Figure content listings

□ □ □ □ □ □ □

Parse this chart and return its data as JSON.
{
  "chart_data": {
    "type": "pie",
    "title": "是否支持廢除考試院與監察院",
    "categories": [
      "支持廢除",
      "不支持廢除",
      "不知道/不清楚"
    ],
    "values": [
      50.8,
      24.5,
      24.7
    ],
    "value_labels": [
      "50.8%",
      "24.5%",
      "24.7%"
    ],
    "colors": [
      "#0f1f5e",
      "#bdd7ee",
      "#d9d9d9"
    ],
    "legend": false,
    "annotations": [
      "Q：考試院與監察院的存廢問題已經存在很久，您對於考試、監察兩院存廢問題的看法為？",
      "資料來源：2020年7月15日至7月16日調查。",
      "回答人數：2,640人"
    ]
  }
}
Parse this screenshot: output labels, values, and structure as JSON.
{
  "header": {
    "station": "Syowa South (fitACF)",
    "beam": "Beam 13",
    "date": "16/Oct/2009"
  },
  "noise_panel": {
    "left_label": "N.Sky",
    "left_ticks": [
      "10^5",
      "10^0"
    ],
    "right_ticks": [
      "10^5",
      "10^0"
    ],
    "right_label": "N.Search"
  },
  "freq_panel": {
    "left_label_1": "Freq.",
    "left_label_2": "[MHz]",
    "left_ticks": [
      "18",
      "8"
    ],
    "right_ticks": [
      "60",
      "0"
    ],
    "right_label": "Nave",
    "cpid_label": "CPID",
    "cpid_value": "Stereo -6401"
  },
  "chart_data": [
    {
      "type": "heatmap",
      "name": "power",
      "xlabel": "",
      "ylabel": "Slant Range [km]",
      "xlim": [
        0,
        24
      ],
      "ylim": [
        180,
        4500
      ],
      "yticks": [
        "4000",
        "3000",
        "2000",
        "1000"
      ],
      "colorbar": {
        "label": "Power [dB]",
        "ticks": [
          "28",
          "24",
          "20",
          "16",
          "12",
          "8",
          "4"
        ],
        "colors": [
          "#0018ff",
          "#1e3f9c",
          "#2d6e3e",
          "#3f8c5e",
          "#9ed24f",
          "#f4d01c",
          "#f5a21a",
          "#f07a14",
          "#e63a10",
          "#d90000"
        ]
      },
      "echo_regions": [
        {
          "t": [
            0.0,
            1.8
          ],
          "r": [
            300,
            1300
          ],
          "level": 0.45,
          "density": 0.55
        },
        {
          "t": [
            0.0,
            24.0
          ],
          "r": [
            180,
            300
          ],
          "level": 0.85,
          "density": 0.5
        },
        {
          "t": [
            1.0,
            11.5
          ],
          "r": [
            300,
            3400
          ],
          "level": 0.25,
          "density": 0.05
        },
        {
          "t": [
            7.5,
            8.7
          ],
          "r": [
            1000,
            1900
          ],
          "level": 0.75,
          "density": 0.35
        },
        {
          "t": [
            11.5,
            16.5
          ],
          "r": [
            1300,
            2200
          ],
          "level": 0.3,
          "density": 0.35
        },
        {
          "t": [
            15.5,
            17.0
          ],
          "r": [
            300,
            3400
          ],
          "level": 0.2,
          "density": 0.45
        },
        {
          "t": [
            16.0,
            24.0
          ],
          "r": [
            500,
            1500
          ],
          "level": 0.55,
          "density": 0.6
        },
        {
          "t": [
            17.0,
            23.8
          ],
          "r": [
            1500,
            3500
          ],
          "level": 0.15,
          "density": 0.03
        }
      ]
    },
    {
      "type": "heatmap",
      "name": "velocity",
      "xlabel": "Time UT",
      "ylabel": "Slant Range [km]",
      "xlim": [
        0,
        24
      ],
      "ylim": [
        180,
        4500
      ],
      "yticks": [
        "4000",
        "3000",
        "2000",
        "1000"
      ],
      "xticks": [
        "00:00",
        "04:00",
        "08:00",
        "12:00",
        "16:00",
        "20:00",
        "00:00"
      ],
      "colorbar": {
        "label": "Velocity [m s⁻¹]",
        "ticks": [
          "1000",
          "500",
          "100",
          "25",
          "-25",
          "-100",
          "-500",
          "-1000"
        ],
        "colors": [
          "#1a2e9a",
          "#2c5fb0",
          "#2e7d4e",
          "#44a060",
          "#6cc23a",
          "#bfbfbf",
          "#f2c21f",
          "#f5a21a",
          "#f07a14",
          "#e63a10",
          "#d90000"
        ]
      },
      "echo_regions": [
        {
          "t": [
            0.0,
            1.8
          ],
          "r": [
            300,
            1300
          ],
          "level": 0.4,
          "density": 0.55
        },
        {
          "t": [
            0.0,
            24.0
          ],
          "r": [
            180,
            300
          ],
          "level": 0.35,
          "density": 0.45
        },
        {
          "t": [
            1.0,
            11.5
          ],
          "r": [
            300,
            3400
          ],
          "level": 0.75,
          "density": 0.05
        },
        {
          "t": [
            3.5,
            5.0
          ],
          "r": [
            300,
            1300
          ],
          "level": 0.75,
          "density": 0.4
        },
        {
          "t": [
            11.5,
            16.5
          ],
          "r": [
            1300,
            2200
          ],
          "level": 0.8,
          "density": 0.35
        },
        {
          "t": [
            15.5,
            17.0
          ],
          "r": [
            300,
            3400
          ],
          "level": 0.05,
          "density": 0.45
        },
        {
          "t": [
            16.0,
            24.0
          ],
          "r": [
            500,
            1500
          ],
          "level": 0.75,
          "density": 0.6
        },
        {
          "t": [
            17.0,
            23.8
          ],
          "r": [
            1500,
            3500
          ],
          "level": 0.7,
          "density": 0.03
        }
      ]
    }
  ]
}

□ □ □ □ □ □ □

Exercise requirements
Go through the data and return every record exactly.

Complete response
Parse this chart and return its data as JSON.
{
  "chart_data": {
    "type": "pie",
    "title": "是否支持廢除考試院與監察院",
    "categories": [
      "支持廢除",
      "不支持廢除",
      "不知道/不清楚"
    ],
    "values": [
      50.8,
      24.5,
      24.7
    ],
    "value_labels": [
      "50.8%",
      "24.5%",
      "24.7%"
    ],
    "colors": [
      "#0f1f5e",
      "#bdd7ee",
      "#d9d9d9"
    ],
    "legend": false,
    "annotations": [
      "Q：考試院與監察院的存廢問題已經存在很久，您對於考試、監察兩院存廢問題的看法為？",
      "資料來源：2020年7月15日至7月16日調查。",
      "回答人數：2,640人"
    ]
  }
}
Parse this screenshot: output labels, values, and structure as JSON.
{
  "header": {
    "station": "Syowa South (fitACF)",
    "beam": "Beam 13",
    "date": "16/Oct/2009"
  },
  "noise_panel": {
    "left_label": "N.Sky",
    "left_ticks": [
      "10^5",
      "10^0"
    ],
    "right_ticks": [
      "10^5",
      "10^0"
    ],
    "right_label": "N.Search"
  },
  "freq_panel": {
    "left_label_1": "Freq.",
    "left_label_2": "[MHz]",
    "left_ticks": [
      "18",
      "8"
    ],
    "right_ticks": [
      "60",
      "0"
    ],
    "right_label": "Nave",
    "cpid_label": "CPID",
    "cpid_value": "Stereo -6401"
  },
  "chart_data": [
    {
      "type": "heatmap",
      "name": "power",
      "xlabel": "",
      "ylabel": "Slant Range [km]",
      "xlim": [
        0,
        24
      ],
      "ylim": [
        180,
        4500
      ],
      "yticks": [
        "4000",
        "3000",
        "2000",
        "1000"
      ],
      "colorbar": {
        "label": "Power [dB]",
        "ticks": [
          "28",
          "24",
          "20",
          "16",
          "12",
          "8",
          "4"
        ],
        "colors": [
          "#0018ff",
          "#1e3f9c",
          "#2d6e3e",
          "#3f8c5e",
          "#9ed24f",
          "#f4d01c",
          "#f5a21a",
          "#f07a14",
          "#e63a10",
          "#d90000"
        ]
      },
      "echo_regions": [
        {
          "t": [
            0.0,
            1.8
          ],
          "r": [
            300,
            1300
          ],
          "level": 0.45,
          "density": 0.55
        },
        {
          "t": [
            0.0,
            24.0
          ],
          "r": [
            180,
            300
          ],
          "level": 0.85,
          "density": 0.5
        },
        {
          "t": [
            1.0,
            11.5
          ],
          "r": [
            300,
            3400
          ],
          "level": 0.25,
          "density": 0.05
        },
        {
          "t": [
            7.5,
            8.7
          ],
          "r": [
            1000,
            1900
          ],
          "level": 0.75,
          "density": 0.35
        },
        {
          "t": [
            11.5,
            16.5
          ],
          "r": [
            1300,
            2200
          ],
          "level": 0.3,
          "density": 0.35
        },
        {
          "t": [
            15.5,
            17.0
          ],
          "r": [
            300,
            3400
          ],
          "level": 0.2,
          "density": 0.45
        },
        {
          "t": [
            16.0,
            24.0
          ],
          "r": [
            500,
            1500
          ],
          "level": 0.55,
          "density": 0.6
        },
        {
          "t": [
            17.0,
            23.8
          ],
          "r": [
            1500,
            3500
          ],
          "level": 0.15,
          "density": 0.03
        }
      ]
    },
    {
      "type": "heatmap",
      "name": "velocity",
      "xlabel": "Time UT",
      "ylabel": "Slant Range [km]",
      "xlim": [
        0,
        24
      ],
      "ylim": [
        180,
        4500
      ],
      "yticks": [
        "4000",
        "3000",
        "2000",
        "1000"
      ],
      "xticks": [
        "00:00",
        "04:00",
        "08:00",
        "12:00",
        "16:00",
        "20:00",
        "00:00"
      ],
      "colorbar": {
        "label": "Velocity [m s⁻¹]",
        "ticks": [
          "1000",
          "500",
          "100",
          "25",
          "-25",
          "-100",
          "-500",
          "-1000"
        ],
        "colors": [
          "#1a2e9a",
          "#2c5fb0",
          "#2e7d4e",
          "#44a060",
          "#6cc23a",
          "#bfbfbf",
          "#f2c21f",
          "#f5a21a",
          "#f07a14",
          "#e63a10",
          "#d90000"
        ]
      },
      "echo_regions": [
        {
          "t": [
            0.0,
            1.8
          ],
          "r": [
            300,
            1300
          ],
          "level": 0.4,
          "density": 0.55
        },
        {
          "t": [
            0.0,
            24.0
          ],
          "r": [
            180,
            300
          ],
          "level": 0.35,
          "density": 0.45
        },
        {
          "t": [
            1.0,
            11.5
          ],
          "r": [
            300,
            3400
          ],
          "level": 0.75,
          "density": 0.05
        },
        {
          "t": [
            3.5,
            5.0
          ],
          "r": [
            300,
            1300
          ],
          "level": 0.75,
          "density": 0.4
        },
        {
          "t": [
            11.5,
            16.5
          ],
          "r": [
            1300,
            2200
          ],
          "level": 0.8,
          "density": 0.35
        },
        {
          "t": [
            15.5,
            17.0
          ],
          "r": [
            300,
            3400
          ],
          "level": 0.05,
          "density": 0.45
        },
        {
          "t": [
            16.0,
            24.0
          ],
          "r": [
            500,
            1500
          ],
          "level": 0.75,
          "density": 0.6
        },
        {
          "t": [
            17.0,
            23.8
          ],
          "r": [
            1500,
            3500
          ],
          "level": 0.7,
          "density": 0.03
        }
      ]
    }
  ]
}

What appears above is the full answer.